→ **Goal of the exercise**: Output the material exactly, but drop every image it holds.

→ **Stored rows**:
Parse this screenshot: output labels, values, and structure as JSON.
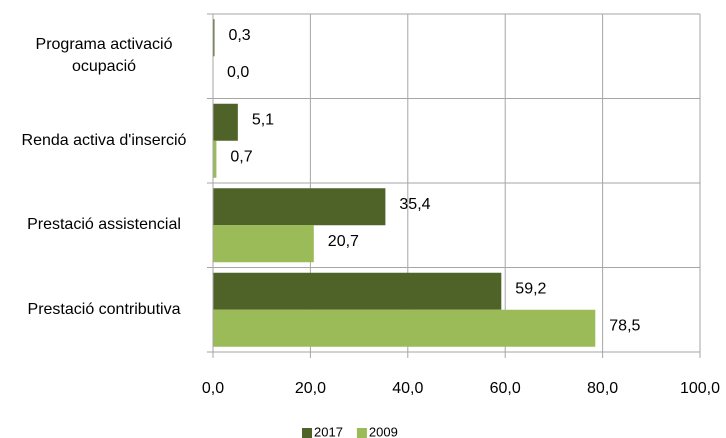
{
  "chart_data": {
    "type": "hbar",
    "categories": [
      "Programa activació ocupació",
      "Renda activa d'inserció",
      "Prestació assistencial",
      "Prestació contributiva"
    ],
    "series": [
      {
        "name": "2017",
        "color": "#4f6228",
        "values": [
          0.3,
          5.1,
          35.4,
          59.2
        ],
        "value_labels": [
          "0,3",
          "5,1",
          "35,4",
          "59,2"
        ]
      },
      {
        "name": "2009",
        "color": "#9bbb59",
        "values": [
          0.0,
          0.7,
          20.7,
          78.5
        ],
        "value_labels": [
          "0,0",
          "0,7",
          "20,7",
          "78,5"
        ]
      }
    ],
    "xlim": [
      0,
      100
    ],
    "xticks": [
      {
        "value": 0,
        "label": "0,0"
      },
      {
        "value": 20,
        "label": "20,0"
      },
      {
        "value": 40,
        "label": "40,0"
      },
      {
        "value": 60,
        "label": "60,0"
      },
      {
        "value": 80,
        "label": "80,0"
      },
      {
        "value": 100,
        "label": "100,0"
      }
    ],
    "grid": true,
    "legend": "bottom"
  }
}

→ **Solution to this problem**:
Parse this screenshot: output labels, values, and structure as JSON.
{
  "chart_data": {
    "type": "hbar",
    "categories": [
      "Programa activació ocupació",
      "Renda activa d'inserció",
      "Prestació assistencial",
      "Prestació contributiva"
    ],
    "series": [
      {
        "name": "2017",
        "color": "#4f6228",
        "values": [
          0.3,
          5.1,
          35.4,
          59.2
        ],
        "value_labels": [
          "0,3",
          "5,1",
          "35,4",
          "59,2"
        ]
      },
      {
        "name": "2009",
        "color": "#9bbb59",
        "values": [
          0.0,
          0.7,
          20.7,
          78.5
        ],
        "value_labels": [
          "0,0",
          "0,7",
          "20,7",
          "78,5"
        ]
      }
    ],
    "xlim": [
      0,
      100
    ],
    "xticks": [
      {
        "value": 0,
        "label": "0,0"
      },
      {
        "value": 20,
        "label": "20,0"
      },
      {
        "value": 40,
        "label": "40,0"
      },
      {
        "value": 60,
        "label": "60,0"
      },
      {
        "value": 80,
        "label": "80,0"
      },
      {
        "value": 100,
        "label": "100,0"
      }
    ],
    "grid": true,
    "legend": "bottom"
  }
}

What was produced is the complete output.